Gather from the material every line that contains the string "Spot".

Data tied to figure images
--- --- ---

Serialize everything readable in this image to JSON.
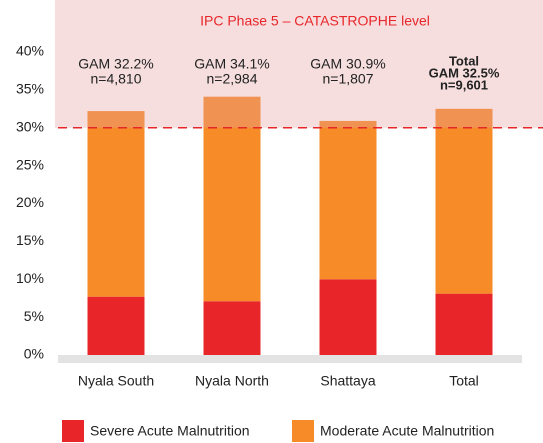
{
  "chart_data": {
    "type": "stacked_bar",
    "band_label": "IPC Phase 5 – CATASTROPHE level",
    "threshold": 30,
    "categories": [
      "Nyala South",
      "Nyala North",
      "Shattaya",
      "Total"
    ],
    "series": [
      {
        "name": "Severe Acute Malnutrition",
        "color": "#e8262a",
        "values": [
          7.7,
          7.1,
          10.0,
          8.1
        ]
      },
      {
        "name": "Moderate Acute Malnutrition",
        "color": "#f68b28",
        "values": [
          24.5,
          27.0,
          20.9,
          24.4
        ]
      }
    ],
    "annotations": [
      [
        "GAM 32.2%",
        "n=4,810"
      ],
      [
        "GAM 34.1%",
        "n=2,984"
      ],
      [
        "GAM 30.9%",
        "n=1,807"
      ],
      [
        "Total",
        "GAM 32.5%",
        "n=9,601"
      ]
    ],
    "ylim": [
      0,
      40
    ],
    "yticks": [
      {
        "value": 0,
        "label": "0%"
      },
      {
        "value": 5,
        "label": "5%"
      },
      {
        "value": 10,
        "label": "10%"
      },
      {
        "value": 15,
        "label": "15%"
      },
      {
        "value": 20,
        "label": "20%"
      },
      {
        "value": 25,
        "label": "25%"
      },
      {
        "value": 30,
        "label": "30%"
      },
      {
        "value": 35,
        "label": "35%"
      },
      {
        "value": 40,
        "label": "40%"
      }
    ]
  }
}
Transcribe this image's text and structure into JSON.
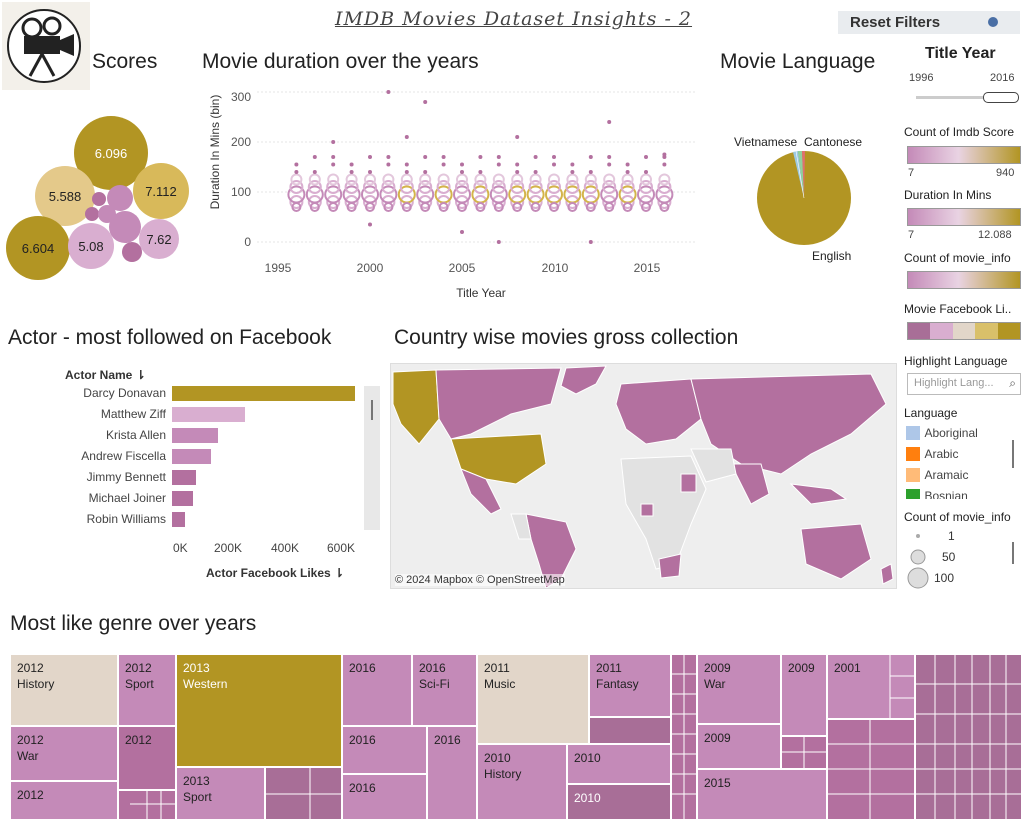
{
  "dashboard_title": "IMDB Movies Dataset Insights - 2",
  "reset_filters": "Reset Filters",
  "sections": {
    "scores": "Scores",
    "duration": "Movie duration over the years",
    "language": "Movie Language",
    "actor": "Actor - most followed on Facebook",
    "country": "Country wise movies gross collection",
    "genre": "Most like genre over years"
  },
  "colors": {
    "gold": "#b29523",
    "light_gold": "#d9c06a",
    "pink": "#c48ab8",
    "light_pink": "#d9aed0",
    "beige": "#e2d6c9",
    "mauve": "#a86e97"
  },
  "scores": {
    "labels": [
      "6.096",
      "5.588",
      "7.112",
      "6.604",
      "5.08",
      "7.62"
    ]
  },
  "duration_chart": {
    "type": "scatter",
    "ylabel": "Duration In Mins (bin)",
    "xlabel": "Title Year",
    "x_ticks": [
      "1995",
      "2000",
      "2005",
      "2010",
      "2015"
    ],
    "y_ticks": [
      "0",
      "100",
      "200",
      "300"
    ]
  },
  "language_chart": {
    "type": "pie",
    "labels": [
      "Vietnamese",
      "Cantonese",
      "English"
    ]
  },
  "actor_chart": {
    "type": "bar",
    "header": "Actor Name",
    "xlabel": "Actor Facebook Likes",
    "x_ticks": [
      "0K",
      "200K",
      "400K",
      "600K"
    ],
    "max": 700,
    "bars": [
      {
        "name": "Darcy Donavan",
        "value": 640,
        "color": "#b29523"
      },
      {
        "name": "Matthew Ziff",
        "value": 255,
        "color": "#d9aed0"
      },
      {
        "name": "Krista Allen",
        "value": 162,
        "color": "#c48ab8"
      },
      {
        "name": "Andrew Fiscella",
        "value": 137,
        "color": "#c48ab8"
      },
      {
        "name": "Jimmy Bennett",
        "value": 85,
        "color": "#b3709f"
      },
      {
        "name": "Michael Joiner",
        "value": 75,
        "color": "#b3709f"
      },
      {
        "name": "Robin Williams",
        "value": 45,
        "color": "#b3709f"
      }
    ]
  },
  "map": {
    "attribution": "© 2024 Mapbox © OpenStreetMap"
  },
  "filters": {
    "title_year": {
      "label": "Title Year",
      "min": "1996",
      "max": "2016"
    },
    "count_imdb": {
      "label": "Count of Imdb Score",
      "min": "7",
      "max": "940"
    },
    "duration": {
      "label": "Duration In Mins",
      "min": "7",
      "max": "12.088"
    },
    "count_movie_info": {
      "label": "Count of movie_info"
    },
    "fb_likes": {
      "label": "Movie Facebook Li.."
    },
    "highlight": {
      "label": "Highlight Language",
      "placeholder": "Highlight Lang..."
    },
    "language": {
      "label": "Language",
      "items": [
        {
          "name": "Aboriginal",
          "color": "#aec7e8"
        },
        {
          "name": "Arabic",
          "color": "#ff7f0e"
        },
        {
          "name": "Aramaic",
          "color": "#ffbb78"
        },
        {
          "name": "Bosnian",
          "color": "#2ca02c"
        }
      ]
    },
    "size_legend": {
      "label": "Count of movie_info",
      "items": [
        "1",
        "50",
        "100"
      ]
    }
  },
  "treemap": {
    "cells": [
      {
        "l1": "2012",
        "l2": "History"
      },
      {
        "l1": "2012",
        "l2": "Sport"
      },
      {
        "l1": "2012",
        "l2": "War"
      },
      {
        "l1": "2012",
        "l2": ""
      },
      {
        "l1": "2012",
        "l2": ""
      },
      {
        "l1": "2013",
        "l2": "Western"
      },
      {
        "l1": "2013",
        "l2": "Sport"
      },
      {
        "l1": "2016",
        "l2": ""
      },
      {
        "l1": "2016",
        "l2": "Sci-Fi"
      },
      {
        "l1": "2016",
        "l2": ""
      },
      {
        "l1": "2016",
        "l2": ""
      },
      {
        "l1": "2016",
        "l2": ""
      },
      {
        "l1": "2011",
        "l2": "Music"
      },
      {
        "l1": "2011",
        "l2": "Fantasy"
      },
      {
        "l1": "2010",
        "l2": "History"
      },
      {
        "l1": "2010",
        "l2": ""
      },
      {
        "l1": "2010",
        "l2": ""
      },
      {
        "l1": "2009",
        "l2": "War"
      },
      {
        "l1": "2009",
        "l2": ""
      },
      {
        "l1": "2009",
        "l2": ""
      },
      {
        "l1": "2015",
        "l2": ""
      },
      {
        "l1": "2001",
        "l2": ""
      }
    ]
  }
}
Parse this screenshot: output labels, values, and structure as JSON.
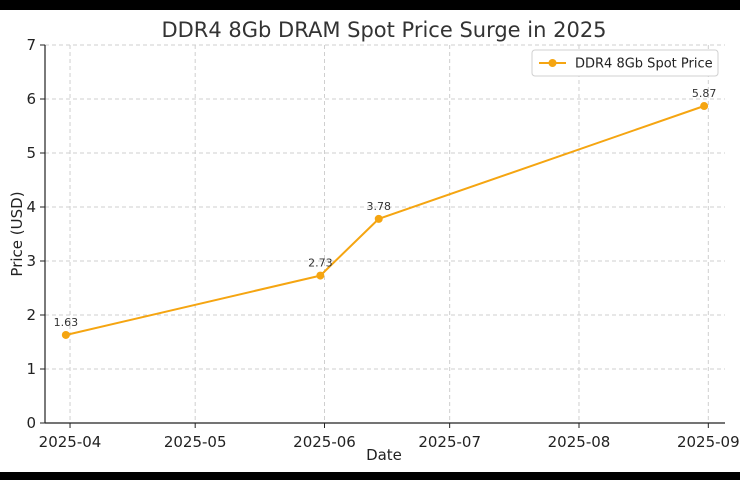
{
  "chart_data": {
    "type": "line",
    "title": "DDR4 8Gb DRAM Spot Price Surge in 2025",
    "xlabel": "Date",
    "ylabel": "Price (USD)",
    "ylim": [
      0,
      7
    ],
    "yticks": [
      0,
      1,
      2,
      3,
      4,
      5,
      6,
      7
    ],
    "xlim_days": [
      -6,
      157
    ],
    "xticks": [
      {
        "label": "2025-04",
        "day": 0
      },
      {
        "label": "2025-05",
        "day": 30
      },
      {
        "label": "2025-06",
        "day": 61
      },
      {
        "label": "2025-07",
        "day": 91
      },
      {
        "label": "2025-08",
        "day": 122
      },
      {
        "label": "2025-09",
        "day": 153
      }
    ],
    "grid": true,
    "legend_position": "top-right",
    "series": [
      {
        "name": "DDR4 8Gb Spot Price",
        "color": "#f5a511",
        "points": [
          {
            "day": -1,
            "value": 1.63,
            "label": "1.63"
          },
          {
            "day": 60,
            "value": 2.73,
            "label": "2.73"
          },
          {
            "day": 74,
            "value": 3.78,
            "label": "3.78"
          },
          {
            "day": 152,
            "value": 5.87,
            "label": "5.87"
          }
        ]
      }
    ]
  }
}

--- --- ---

-- Finished exercise --
    "title": "DDR4 8Gb DRAM Spot Price Surge in 2025",
        "name": "DDR4 8Gb Spot Price",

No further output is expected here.